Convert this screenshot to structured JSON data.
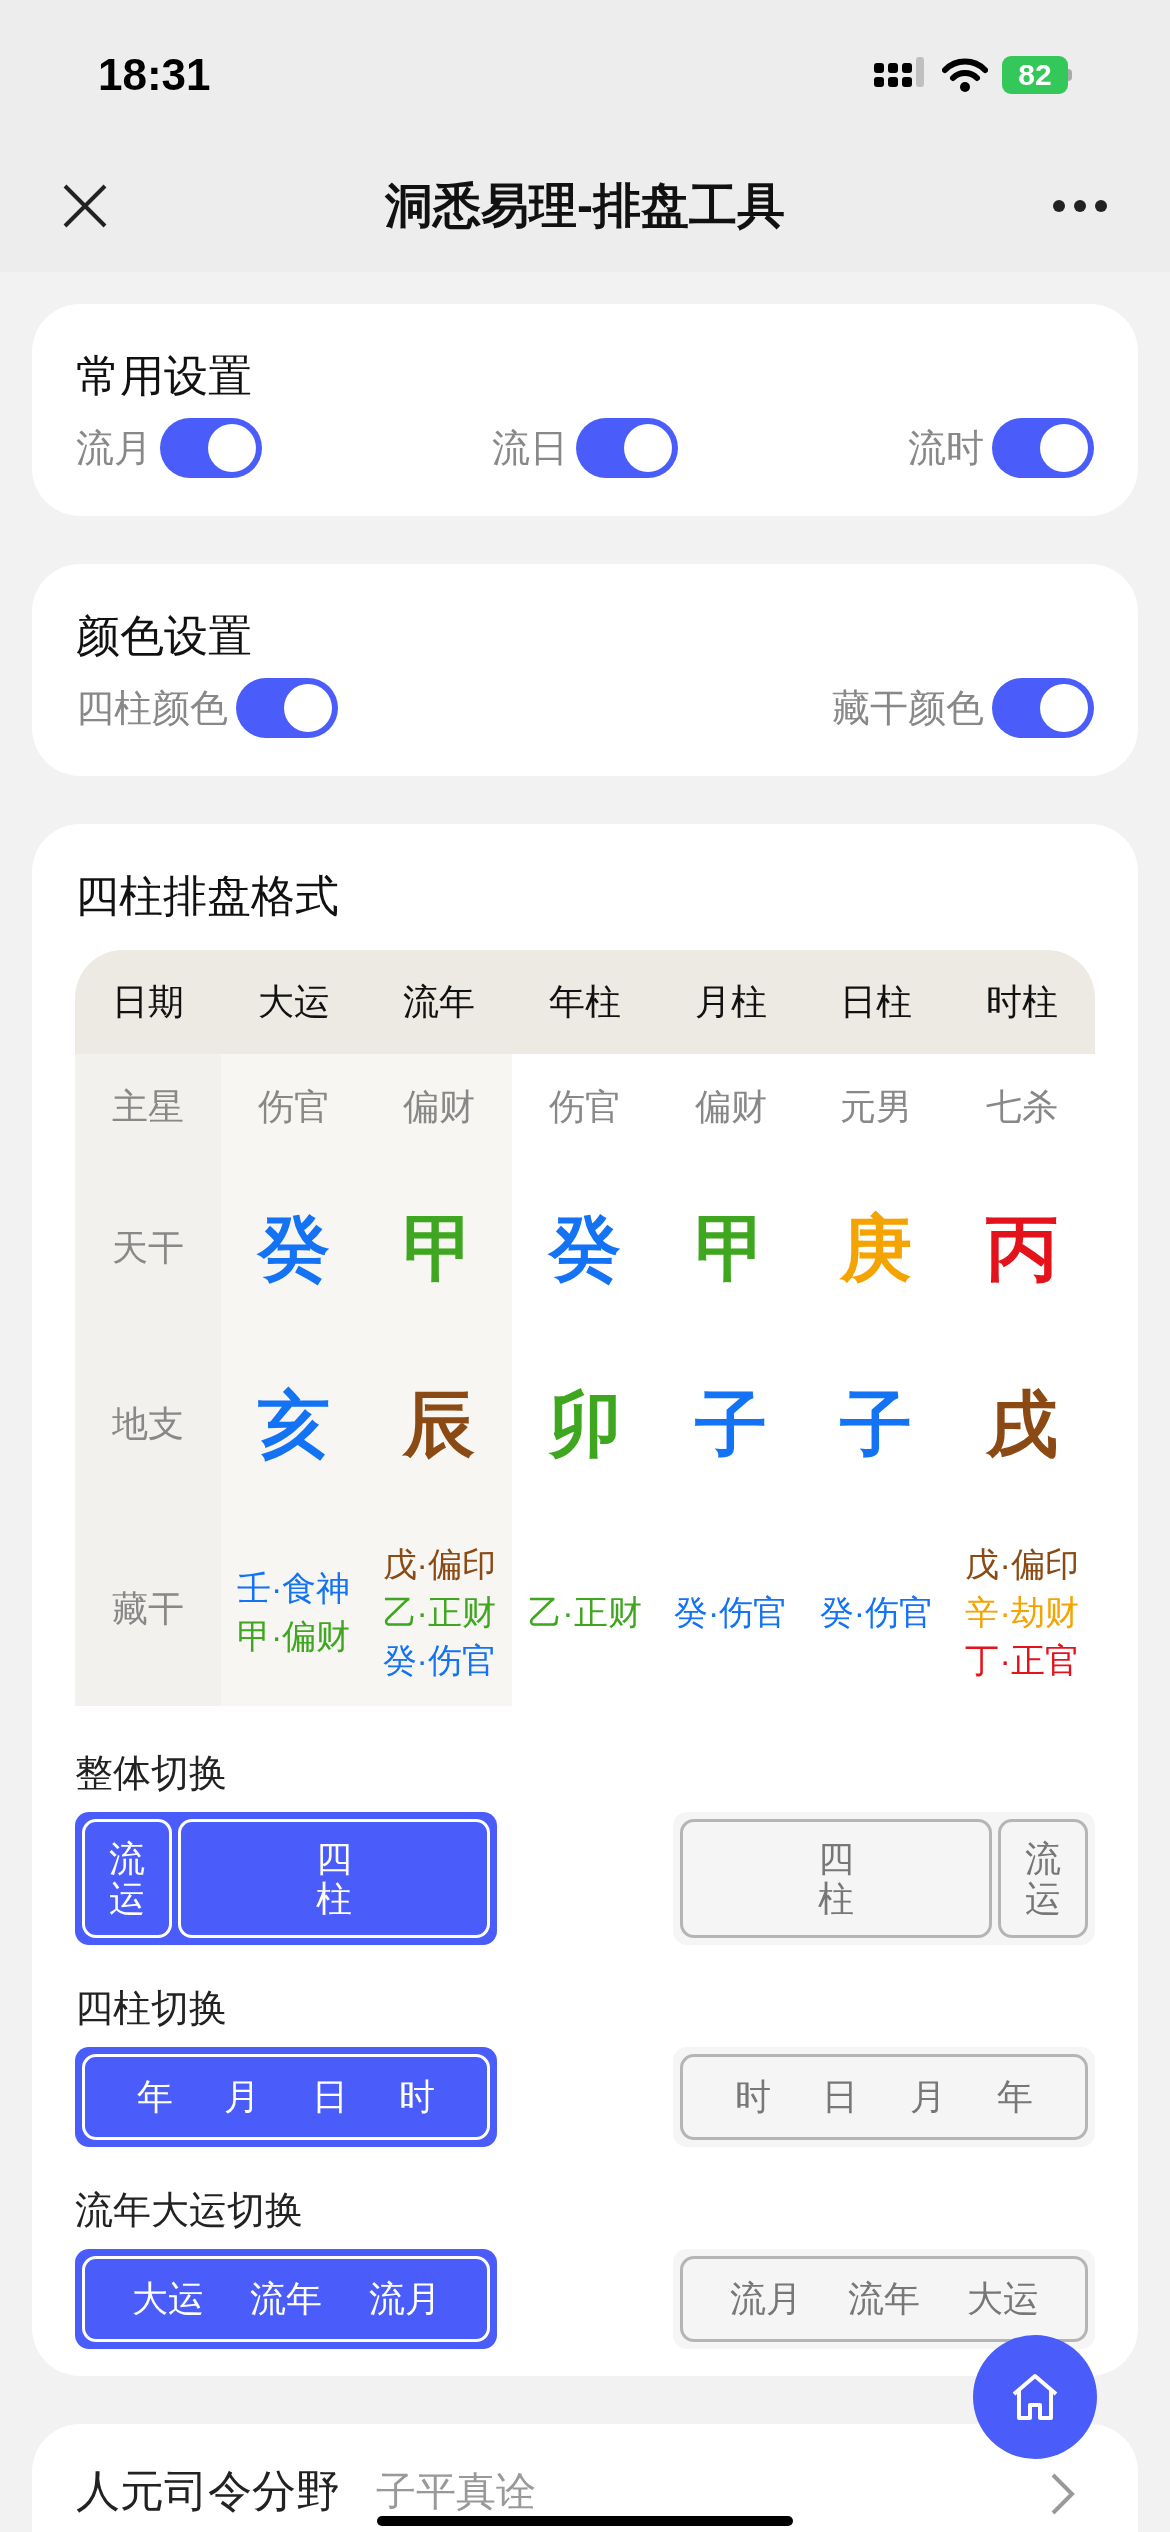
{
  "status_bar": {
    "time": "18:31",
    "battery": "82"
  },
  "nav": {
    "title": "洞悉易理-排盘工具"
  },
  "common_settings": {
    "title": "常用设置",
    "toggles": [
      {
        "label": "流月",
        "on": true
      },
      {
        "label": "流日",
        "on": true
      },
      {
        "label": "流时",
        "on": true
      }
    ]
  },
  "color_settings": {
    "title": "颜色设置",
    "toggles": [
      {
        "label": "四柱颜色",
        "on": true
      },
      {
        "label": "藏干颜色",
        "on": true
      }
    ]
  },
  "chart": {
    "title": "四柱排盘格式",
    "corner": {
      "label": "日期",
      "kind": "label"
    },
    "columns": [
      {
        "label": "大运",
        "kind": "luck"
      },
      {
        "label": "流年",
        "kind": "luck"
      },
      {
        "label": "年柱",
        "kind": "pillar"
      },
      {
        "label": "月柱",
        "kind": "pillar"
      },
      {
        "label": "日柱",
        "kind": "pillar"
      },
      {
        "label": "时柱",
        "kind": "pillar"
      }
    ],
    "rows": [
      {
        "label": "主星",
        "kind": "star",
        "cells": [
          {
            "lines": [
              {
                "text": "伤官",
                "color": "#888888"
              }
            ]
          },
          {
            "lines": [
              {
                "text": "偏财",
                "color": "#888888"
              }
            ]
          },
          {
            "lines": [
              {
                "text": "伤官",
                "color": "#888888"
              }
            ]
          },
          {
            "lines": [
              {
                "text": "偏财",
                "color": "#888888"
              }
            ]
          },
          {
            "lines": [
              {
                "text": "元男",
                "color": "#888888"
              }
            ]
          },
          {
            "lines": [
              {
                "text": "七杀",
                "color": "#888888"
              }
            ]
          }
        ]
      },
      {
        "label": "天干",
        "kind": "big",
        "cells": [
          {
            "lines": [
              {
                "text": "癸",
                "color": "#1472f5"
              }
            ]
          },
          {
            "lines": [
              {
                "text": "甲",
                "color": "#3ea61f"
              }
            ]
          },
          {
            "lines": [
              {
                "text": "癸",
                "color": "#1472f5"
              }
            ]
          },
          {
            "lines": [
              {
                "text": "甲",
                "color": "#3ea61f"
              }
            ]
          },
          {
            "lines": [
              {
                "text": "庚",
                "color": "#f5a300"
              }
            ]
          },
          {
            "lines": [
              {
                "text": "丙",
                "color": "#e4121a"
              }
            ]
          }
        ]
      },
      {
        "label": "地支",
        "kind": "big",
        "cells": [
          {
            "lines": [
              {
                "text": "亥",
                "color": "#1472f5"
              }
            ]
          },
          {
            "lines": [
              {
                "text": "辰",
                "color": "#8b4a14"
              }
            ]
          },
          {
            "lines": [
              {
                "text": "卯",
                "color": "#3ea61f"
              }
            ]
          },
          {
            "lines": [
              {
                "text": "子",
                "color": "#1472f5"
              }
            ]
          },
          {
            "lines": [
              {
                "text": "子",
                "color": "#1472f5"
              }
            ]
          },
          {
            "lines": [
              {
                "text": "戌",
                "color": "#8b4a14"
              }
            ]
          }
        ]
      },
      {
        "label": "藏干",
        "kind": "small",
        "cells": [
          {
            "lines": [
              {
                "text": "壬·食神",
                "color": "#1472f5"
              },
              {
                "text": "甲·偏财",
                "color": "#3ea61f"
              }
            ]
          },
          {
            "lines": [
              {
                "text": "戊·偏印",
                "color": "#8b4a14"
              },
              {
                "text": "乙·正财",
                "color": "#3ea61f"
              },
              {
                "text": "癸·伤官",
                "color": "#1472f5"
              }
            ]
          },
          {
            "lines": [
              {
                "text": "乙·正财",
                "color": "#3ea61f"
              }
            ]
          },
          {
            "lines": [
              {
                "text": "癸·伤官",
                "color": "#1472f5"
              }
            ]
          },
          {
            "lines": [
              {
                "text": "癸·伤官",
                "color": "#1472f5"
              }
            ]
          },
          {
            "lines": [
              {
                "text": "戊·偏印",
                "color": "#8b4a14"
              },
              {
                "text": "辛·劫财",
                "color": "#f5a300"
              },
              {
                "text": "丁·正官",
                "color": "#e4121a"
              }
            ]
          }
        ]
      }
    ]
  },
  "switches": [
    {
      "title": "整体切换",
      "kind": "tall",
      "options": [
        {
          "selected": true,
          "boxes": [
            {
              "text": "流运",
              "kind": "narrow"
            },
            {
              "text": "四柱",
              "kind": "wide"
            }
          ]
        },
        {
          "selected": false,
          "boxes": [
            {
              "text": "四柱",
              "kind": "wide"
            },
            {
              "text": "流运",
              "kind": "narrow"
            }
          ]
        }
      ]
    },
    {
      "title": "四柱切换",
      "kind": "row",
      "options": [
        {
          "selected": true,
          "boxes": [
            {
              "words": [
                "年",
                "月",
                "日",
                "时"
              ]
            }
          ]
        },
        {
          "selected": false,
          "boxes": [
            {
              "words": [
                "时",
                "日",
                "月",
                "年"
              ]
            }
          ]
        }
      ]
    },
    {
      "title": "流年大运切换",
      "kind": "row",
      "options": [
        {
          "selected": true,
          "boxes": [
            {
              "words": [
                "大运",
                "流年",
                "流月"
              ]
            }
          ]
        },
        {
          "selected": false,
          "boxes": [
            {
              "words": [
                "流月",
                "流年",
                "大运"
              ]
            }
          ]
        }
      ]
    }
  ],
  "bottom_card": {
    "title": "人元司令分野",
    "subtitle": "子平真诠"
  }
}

▶ [GIVEN TASK] Copy the material above exactly and drop the pictures.

▶ [RESULT OF THE EXERCISE]
Convert this screenshot to structured JSON data.
{
  "status_bar": {
    "time": "18:31",
    "battery": "82"
  },
  "nav": {
    "title": "洞悉易理-排盘工具"
  },
  "common_settings": {
    "title": "常用设置",
    "toggles": [
      {
        "label": "流月",
        "on": true
      },
      {
        "label": "流日",
        "on": true
      },
      {
        "label": "流时",
        "on": true
      }
    ]
  },
  "color_settings": {
    "title": "颜色设置",
    "toggles": [
      {
        "label": "四柱颜色",
        "on": true
      },
      {
        "label": "藏干颜色",
        "on": true
      }
    ]
  },
  "chart": {
    "title": "四柱排盘格式",
    "corner": {
      "label": "日期",
      "kind": "label"
    },
    "columns": [
      {
        "label": "大运",
        "kind": "luck"
      },
      {
        "label": "流年",
        "kind": "luck"
      },
      {
        "label": "年柱",
        "kind": "pillar"
      },
      {
        "label": "月柱",
        "kind": "pillar"
      },
      {
        "label": "日柱",
        "kind": "pillar"
      },
      {
        "label": "时柱",
        "kind": "pillar"
      }
    ],
    "rows": [
      {
        "label": "主星",
        "kind": "star",
        "cells": [
          {
            "lines": [
              {
                "text": "伤官",
                "color": "#888888"
              }
            ]
          },
          {
            "lines": [
              {
                "text": "偏财",
                "color": "#888888"
              }
            ]
          },
          {
            "lines": [
              {
                "text": "伤官",
                "color": "#888888"
              }
            ]
          },
          {
            "lines": [
              {
                "text": "偏财",
                "color": "#888888"
              }
            ]
          },
          {
            "lines": [
              {
                "text": "元男",
                "color": "#888888"
              }
            ]
          },
          {
            "lines": [
              {
                "text": "七杀",
                "color": "#888888"
              }
            ]
          }
        ]
      },
      {
        "label": "天干",
        "kind": "big",
        "cells": [
          {
            "lines": [
              {
                "text": "癸",
                "color": "#1472f5"
              }
            ]
          },
          {
            "lines": [
              {
                "text": "甲",
                "color": "#3ea61f"
              }
            ]
          },
          {
            "lines": [
              {
                "text": "癸",
                "color": "#1472f5"
              }
            ]
          },
          {
            "lines": [
              {
                "text": "甲",
                "color": "#3ea61f"
              }
            ]
          },
          {
            "lines": [
              {
                "text": "庚",
                "color": "#f5a300"
              }
            ]
          },
          {
            "lines": [
              {
                "text": "丙",
                "color": "#e4121a"
              }
            ]
          }
        ]
      },
      {
        "label": "地支",
        "kind": "big",
        "cells": [
          {
            "lines": [
              {
                "text": "亥",
                "color": "#1472f5"
              }
            ]
          },
          {
            "lines": [
              {
                "text": "辰",
                "color": "#8b4a14"
              }
            ]
          },
          {
            "lines": [
              {
                "text": "卯",
                "color": "#3ea61f"
              }
            ]
          },
          {
            "lines": [
              {
                "text": "子",
                "color": "#1472f5"
              }
            ]
          },
          {
            "lines": [
              {
                "text": "子",
                "color": "#1472f5"
              }
            ]
          },
          {
            "lines": [
              {
                "text": "戌",
                "color": "#8b4a14"
              }
            ]
          }
        ]
      },
      {
        "label": "藏干",
        "kind": "small",
        "cells": [
          {
            "lines": [
              {
                "text": "壬·食神",
                "color": "#1472f5"
              },
              {
                "text": "甲·偏财",
                "color": "#3ea61f"
              }
            ]
          },
          {
            "lines": [
              {
                "text": "戊·偏印",
                "color": "#8b4a14"
              },
              {
                "text": "乙·正财",
                "color": "#3ea61f"
              },
              {
                "text": "癸·伤官",
                "color": "#1472f5"
              }
            ]
          },
          {
            "lines": [
              {
                "text": "乙·正财",
                "color": "#3ea61f"
              }
            ]
          },
          {
            "lines": [
              {
                "text": "癸·伤官",
                "color": "#1472f5"
              }
            ]
          },
          {
            "lines": [
              {
                "text": "癸·伤官",
                "color": "#1472f5"
              }
            ]
          },
          {
            "lines": [
              {
                "text": "戊·偏印",
                "color": "#8b4a14"
              },
              {
                "text": "辛·劫财",
                "color": "#f5a300"
              },
              {
                "text": "丁·正官",
                "color": "#e4121a"
              }
            ]
          }
        ]
      }
    ]
  },
  "switches": [
    {
      "title": "整体切换",
      "kind": "tall",
      "options": [
        {
          "selected": true,
          "boxes": [
            {
              "text": "流运",
              "kind": "narrow"
            },
            {
              "text": "四柱",
              "kind": "wide"
            }
          ]
        },
        {
          "selected": false,
          "boxes": [
            {
              "text": "四柱",
              "kind": "wide"
            },
            {
              "text": "流运",
              "kind": "narrow"
            }
          ]
        }
      ]
    },
    {
      "title": "四柱切换",
      "kind": "row",
      "options": [
        {
          "selected": true,
          "boxes": [
            {
              "words": [
                "年",
                "月",
                "日",
                "时"
              ]
            }
          ]
        },
        {
          "selected": false,
          "boxes": [
            {
              "words": [
                "时",
                "日",
                "月",
                "年"
              ]
            }
          ]
        }
      ]
    },
    {
      "title": "流年大运切换",
      "kind": "row",
      "options": [
        {
          "selected": true,
          "boxes": [
            {
              "words": [
                "大运",
                "流年",
                "流月"
              ]
            }
          ]
        },
        {
          "selected": false,
          "boxes": [
            {
              "words": [
                "流月",
                "流年",
                "大运"
              ]
            }
          ]
        }
      ]
    }
  ],
  "bottom_card": {
    "title": "人元司令分野",
    "subtitle": "子平真诠"
  }
}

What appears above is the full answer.